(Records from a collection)
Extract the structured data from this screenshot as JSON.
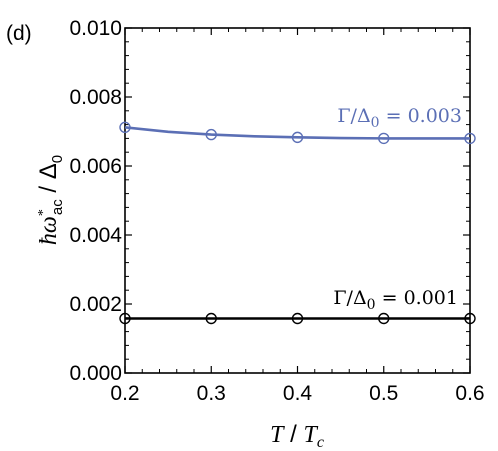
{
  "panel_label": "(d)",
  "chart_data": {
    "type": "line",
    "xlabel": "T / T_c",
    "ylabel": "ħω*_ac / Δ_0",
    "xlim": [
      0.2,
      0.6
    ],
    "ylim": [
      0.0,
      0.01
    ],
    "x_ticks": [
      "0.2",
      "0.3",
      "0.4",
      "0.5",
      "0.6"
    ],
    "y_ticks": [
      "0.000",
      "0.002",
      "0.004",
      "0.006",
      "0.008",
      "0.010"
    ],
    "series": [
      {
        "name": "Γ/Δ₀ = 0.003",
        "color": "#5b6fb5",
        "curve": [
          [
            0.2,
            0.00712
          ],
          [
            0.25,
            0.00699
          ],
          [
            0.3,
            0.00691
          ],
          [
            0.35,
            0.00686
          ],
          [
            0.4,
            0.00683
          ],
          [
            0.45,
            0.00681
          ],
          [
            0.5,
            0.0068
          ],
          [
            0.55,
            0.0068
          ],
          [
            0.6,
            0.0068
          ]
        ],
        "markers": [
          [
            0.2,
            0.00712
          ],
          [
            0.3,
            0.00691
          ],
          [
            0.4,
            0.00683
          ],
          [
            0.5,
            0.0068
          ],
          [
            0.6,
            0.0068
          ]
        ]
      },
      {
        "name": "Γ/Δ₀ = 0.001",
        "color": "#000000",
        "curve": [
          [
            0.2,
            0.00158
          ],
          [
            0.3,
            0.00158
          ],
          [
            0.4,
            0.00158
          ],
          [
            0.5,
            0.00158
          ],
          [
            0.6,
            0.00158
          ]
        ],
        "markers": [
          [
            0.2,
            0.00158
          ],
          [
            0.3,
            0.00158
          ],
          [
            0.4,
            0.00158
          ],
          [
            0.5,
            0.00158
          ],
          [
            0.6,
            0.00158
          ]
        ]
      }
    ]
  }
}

- [Your objective]: Every record above should be written out again exactly; the pictures stay out of the copy.

- [Exercise answer]:
Extract the structured data from this screenshot as JSON.
{
  "panel_label": "(d)",
  "chart_data": {
    "type": "line",
    "xlabel": "T / T_c",
    "ylabel": "ħω*_ac / Δ_0",
    "xlim": [
      0.2,
      0.6
    ],
    "ylim": [
      0.0,
      0.01
    ],
    "x_ticks": [
      "0.2",
      "0.3",
      "0.4",
      "0.5",
      "0.6"
    ],
    "y_ticks": [
      "0.000",
      "0.002",
      "0.004",
      "0.006",
      "0.008",
      "0.010"
    ],
    "series": [
      {
        "name": "Γ/Δ₀ = 0.003",
        "color": "#5b6fb5",
        "curve": [
          [
            0.2,
            0.00712
          ],
          [
            0.25,
            0.00699
          ],
          [
            0.3,
            0.00691
          ],
          [
            0.35,
            0.00686
          ],
          [
            0.4,
            0.00683
          ],
          [
            0.45,
            0.00681
          ],
          [
            0.5,
            0.0068
          ],
          [
            0.55,
            0.0068
          ],
          [
            0.6,
            0.0068
          ]
        ],
        "markers": [
          [
            0.2,
            0.00712
          ],
          [
            0.3,
            0.00691
          ],
          [
            0.4,
            0.00683
          ],
          [
            0.5,
            0.0068
          ],
          [
            0.6,
            0.0068
          ]
        ]
      },
      {
        "name": "Γ/Δ₀ = 0.001",
        "color": "#000000",
        "curve": [
          [
            0.2,
            0.00158
          ],
          [
            0.3,
            0.00158
          ],
          [
            0.4,
            0.00158
          ],
          [
            0.5,
            0.00158
          ],
          [
            0.6,
            0.00158
          ]
        ],
        "markers": [
          [
            0.2,
            0.00158
          ],
          [
            0.3,
            0.00158
          ],
          [
            0.4,
            0.00158
          ],
          [
            0.5,
            0.00158
          ],
          [
            0.6,
            0.00158
          ]
        ]
      }
    ]
  }
}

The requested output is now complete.